## Direction
Pull every line of the entries that has the word "JSON".

## Material provided
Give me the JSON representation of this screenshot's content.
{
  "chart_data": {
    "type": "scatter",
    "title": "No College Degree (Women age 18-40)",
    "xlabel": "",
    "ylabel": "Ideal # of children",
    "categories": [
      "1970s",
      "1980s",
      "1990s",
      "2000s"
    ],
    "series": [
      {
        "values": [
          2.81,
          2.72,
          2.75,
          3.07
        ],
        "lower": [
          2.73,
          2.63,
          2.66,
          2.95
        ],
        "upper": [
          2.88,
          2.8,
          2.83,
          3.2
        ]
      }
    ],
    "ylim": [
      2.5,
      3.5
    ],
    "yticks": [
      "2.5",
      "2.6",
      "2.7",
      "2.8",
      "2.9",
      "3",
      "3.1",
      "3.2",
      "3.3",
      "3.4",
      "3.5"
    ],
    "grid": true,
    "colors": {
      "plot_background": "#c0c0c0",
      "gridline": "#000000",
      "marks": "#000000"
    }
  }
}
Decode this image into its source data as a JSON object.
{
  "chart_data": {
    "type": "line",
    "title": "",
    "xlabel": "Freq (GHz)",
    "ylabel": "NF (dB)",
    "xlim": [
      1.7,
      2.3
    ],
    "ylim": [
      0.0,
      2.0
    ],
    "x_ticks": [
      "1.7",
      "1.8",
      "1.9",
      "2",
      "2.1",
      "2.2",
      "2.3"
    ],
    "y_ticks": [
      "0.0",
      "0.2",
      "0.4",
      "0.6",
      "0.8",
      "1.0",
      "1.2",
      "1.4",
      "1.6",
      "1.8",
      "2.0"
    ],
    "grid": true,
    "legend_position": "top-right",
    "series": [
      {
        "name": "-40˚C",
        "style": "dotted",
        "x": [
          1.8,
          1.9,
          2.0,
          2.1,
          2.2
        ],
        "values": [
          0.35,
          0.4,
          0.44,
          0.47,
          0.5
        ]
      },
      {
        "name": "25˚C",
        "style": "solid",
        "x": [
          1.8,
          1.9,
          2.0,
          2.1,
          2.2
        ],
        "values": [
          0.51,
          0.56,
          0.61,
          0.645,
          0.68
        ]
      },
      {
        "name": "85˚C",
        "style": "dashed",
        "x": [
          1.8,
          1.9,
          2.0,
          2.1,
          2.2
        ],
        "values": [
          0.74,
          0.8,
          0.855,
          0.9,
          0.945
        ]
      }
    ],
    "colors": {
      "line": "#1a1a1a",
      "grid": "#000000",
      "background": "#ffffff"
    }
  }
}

...

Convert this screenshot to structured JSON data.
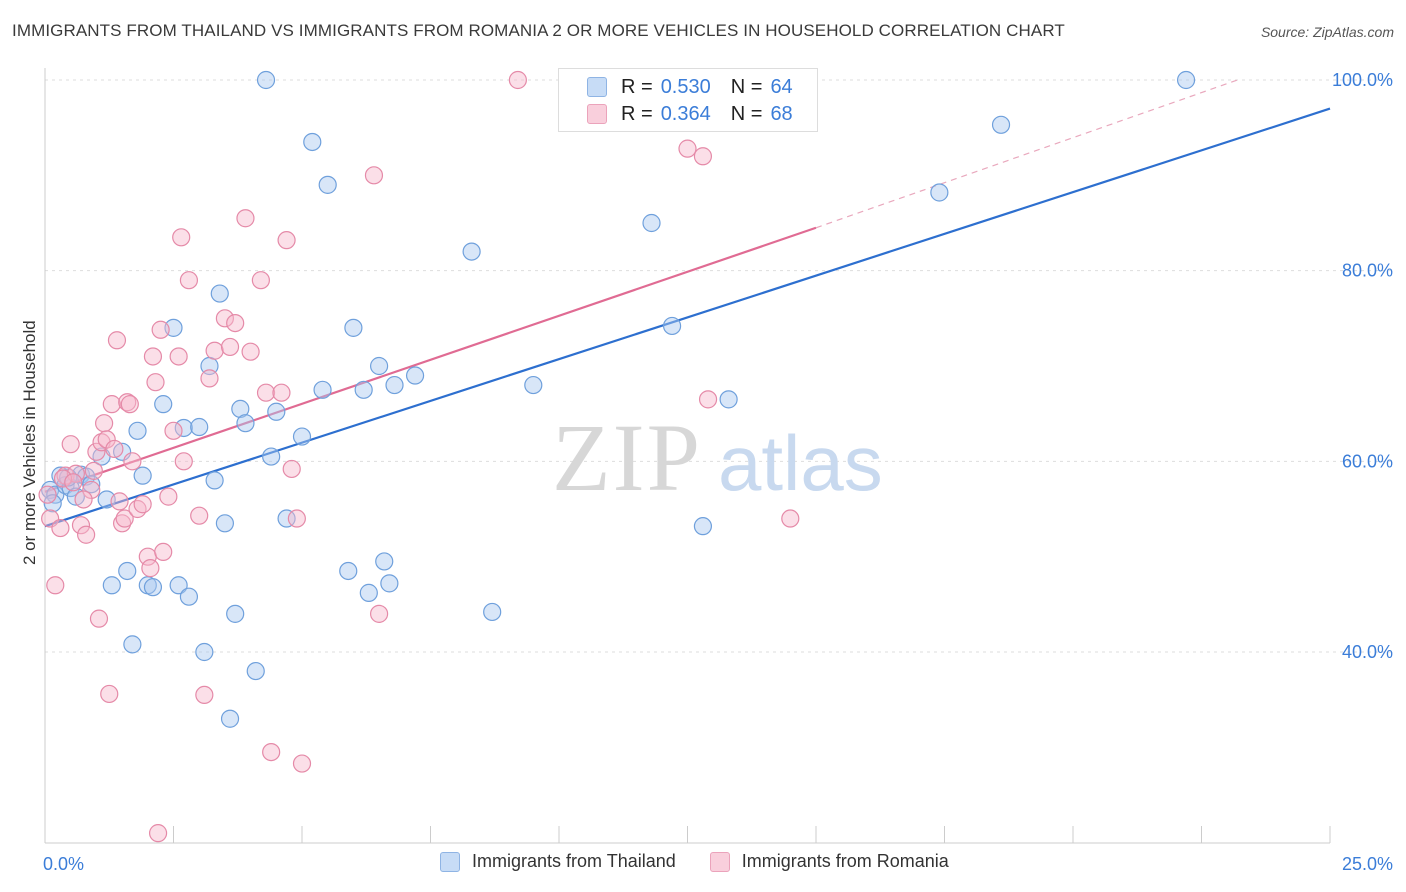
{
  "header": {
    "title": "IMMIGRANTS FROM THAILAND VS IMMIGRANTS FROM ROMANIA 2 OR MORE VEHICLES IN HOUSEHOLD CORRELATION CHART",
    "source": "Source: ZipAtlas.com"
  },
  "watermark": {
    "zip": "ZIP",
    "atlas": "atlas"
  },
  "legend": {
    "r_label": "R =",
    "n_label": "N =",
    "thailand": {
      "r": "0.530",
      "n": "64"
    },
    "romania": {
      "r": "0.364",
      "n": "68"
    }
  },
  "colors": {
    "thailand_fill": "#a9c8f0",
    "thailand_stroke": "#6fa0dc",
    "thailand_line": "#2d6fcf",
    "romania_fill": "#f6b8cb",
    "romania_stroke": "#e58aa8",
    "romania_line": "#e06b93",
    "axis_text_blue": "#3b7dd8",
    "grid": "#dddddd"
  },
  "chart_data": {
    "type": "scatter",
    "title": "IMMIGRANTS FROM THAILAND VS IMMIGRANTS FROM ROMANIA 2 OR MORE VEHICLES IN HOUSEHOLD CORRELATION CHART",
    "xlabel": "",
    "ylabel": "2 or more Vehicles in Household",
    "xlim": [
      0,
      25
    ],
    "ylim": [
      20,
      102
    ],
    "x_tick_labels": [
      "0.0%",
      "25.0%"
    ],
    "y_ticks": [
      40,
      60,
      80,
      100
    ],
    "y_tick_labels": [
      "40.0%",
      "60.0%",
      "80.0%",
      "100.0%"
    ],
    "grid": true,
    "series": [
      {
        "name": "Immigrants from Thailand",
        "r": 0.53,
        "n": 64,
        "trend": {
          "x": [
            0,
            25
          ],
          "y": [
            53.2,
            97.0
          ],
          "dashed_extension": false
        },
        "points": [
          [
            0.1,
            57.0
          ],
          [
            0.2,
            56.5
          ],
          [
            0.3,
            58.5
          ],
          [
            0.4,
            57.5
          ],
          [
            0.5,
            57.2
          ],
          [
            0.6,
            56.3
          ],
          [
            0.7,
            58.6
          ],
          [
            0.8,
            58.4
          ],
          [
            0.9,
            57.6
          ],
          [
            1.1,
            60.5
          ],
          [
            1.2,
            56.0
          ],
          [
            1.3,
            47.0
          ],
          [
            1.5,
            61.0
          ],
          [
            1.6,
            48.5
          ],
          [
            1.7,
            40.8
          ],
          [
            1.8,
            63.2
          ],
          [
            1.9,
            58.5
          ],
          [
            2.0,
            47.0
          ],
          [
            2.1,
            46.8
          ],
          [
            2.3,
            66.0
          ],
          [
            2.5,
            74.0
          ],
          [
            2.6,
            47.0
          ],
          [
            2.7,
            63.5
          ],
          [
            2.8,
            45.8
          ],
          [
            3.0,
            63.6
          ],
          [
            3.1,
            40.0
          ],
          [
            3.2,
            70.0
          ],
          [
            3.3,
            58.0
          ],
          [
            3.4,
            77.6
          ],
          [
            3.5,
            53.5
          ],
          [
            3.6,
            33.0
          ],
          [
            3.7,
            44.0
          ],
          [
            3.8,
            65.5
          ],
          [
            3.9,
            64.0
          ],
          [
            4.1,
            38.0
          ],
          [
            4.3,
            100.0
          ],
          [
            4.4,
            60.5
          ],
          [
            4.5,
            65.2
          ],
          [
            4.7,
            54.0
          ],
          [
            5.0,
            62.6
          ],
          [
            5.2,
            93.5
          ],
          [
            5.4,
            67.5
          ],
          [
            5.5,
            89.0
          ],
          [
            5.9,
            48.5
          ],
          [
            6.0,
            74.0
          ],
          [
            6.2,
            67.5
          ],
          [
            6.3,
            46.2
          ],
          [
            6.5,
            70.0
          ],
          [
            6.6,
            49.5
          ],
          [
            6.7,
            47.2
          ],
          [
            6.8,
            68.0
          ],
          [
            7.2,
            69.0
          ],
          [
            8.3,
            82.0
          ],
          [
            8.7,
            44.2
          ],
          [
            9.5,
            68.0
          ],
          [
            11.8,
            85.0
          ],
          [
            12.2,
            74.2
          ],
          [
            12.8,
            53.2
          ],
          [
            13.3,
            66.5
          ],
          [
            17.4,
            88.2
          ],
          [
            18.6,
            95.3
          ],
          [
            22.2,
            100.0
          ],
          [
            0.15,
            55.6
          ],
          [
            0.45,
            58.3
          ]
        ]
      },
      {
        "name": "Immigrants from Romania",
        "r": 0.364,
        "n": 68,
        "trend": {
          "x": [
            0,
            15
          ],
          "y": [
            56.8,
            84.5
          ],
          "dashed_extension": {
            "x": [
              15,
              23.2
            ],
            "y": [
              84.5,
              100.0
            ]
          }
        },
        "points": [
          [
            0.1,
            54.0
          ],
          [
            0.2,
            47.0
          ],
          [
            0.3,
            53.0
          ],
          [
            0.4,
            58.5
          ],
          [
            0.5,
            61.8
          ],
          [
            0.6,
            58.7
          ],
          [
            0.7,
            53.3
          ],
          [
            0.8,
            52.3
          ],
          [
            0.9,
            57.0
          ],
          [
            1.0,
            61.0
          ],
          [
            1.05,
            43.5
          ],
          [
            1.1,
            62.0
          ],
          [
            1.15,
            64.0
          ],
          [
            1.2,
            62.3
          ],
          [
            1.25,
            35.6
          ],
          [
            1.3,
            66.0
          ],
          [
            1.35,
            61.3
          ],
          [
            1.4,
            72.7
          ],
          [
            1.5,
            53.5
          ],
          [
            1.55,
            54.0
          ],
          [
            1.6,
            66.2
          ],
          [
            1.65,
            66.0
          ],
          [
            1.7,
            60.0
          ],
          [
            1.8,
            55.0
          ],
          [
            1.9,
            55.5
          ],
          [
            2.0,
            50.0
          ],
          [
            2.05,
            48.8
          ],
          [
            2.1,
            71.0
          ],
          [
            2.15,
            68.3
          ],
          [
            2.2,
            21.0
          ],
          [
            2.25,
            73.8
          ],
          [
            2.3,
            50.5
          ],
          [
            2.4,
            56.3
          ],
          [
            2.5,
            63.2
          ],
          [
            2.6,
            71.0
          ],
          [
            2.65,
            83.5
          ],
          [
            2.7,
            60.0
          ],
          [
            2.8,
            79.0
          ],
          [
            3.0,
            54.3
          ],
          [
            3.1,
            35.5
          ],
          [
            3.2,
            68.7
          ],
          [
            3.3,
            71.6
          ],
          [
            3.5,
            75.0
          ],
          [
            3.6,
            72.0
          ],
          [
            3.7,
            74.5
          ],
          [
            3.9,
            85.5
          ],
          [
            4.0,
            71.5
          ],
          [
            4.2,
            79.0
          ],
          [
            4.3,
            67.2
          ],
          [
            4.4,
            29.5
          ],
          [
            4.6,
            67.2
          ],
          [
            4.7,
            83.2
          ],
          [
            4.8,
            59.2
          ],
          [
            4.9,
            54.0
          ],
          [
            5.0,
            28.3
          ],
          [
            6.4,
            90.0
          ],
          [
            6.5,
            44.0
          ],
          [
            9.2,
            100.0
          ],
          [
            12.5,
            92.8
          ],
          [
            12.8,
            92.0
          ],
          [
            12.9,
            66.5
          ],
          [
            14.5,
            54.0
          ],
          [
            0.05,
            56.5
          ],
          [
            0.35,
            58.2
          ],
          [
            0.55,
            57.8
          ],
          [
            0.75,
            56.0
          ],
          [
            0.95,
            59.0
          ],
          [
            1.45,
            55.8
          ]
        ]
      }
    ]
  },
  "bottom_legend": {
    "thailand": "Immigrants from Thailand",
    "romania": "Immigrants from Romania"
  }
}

--

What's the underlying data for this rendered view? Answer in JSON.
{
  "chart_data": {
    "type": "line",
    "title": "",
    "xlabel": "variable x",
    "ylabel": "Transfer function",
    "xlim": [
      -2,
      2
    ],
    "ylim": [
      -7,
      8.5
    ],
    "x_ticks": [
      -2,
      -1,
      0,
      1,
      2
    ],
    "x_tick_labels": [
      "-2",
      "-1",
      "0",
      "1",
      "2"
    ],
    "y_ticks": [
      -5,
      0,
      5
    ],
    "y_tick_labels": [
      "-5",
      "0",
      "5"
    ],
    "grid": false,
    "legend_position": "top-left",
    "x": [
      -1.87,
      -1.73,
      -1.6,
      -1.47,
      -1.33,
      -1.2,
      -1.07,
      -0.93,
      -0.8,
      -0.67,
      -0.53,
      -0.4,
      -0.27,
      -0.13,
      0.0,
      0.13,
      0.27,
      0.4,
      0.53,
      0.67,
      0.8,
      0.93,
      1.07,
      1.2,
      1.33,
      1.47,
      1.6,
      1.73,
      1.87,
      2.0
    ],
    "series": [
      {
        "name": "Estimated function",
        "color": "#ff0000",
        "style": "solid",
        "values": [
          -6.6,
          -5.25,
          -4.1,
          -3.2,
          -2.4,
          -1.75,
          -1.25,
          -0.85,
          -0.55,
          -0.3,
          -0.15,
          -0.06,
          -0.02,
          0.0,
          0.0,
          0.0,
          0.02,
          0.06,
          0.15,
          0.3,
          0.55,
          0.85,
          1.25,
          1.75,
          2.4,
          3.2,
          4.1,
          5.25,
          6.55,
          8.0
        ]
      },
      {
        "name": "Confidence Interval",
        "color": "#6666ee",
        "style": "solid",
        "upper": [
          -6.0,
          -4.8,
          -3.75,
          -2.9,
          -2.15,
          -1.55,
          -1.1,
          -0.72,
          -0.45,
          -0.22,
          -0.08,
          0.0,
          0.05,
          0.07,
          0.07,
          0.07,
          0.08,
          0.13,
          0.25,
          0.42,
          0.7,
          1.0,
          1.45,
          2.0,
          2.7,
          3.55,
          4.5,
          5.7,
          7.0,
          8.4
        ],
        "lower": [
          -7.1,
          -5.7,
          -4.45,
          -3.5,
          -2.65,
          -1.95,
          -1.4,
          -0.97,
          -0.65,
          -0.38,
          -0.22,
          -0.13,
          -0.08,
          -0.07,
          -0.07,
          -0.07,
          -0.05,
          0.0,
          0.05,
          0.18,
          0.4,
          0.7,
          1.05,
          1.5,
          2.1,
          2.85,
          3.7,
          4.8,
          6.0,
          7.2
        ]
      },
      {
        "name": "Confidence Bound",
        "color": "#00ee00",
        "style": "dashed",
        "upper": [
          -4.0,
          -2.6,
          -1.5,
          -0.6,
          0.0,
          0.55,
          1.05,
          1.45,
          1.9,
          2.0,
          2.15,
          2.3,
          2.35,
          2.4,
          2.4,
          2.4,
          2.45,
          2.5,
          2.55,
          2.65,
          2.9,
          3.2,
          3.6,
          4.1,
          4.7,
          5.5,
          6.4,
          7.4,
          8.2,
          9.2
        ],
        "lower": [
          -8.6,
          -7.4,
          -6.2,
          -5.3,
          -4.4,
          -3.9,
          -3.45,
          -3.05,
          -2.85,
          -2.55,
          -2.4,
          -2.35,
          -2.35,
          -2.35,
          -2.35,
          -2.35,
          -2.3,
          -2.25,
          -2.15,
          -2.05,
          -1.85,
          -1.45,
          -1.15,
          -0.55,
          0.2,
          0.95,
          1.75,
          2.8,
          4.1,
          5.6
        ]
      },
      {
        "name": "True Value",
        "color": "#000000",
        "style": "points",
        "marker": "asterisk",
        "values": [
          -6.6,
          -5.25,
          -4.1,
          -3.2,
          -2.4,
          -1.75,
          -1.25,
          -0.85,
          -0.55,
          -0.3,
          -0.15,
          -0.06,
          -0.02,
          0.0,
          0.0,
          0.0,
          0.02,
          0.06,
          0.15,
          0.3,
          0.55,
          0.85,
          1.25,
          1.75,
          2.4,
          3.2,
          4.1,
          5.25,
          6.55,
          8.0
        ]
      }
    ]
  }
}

## Solution to this task
Give me the JSON representation of this screenshot's content.
Decode this image into its source data as a JSON object.
Convert this screenshot to structured JSON data.
What's the underlying data for this rendered view? Answer in JSON.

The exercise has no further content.